Exercise brief:
Of the lines in the entries, how many hold the word "detached"? Give that number alone.

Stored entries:
------------------------------
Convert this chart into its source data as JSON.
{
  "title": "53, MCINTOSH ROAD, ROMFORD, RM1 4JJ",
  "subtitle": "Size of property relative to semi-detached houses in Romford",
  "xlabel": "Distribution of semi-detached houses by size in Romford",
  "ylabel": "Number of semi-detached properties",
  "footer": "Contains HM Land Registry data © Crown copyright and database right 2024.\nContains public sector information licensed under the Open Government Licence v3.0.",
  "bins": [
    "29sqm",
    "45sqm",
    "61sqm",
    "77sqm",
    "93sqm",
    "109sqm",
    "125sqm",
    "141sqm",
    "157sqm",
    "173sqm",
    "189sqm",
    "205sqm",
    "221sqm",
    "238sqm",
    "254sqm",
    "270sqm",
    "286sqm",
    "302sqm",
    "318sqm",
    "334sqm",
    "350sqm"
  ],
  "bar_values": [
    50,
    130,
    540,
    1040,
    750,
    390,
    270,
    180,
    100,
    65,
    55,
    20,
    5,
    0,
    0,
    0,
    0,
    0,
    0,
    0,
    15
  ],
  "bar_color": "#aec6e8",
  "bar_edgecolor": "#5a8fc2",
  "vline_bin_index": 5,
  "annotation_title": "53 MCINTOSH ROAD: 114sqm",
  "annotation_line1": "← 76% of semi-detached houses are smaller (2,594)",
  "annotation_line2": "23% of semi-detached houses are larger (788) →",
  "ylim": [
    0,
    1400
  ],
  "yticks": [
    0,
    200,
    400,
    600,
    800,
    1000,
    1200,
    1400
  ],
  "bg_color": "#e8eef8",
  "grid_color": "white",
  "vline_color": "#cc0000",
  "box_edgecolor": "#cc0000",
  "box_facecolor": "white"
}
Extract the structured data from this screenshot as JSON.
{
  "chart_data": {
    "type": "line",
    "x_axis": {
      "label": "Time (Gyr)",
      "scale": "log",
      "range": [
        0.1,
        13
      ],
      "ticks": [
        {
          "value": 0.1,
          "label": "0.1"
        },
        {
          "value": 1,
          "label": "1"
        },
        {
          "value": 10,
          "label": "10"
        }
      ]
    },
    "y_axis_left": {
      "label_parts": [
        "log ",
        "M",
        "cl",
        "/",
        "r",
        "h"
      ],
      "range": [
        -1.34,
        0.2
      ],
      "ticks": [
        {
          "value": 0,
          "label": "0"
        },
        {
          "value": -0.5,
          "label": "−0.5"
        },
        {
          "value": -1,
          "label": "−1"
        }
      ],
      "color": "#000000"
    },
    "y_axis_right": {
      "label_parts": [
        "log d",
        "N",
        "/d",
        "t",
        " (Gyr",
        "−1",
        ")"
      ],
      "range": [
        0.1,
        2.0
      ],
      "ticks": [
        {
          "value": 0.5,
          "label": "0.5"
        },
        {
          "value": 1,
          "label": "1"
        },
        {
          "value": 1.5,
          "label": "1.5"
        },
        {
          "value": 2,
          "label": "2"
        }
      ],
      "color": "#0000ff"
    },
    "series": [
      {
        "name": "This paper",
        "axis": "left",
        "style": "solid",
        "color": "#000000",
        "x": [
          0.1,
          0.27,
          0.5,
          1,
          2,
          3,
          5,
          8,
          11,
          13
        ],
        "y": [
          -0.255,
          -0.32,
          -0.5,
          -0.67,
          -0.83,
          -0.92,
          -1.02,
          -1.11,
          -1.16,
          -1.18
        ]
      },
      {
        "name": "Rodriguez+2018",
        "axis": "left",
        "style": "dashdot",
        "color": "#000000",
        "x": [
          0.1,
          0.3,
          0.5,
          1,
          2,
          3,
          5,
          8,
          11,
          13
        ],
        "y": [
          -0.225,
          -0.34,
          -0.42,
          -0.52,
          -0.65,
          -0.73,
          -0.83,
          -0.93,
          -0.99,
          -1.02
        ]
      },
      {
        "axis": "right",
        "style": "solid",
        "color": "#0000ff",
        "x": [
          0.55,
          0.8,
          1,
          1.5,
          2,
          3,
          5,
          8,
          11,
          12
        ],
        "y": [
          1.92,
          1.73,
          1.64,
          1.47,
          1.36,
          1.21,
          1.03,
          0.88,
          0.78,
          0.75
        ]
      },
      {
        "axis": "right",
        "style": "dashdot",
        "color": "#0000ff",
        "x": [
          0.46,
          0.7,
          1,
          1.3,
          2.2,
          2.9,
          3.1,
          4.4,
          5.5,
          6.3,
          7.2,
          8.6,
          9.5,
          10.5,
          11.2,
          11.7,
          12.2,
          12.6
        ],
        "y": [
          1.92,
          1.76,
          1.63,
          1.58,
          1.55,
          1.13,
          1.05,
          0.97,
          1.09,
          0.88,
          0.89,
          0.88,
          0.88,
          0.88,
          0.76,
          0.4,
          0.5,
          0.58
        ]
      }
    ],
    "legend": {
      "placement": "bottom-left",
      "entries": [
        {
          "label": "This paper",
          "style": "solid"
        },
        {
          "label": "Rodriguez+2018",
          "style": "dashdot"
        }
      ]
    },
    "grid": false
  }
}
------------------------------
Solution for this exercise:
5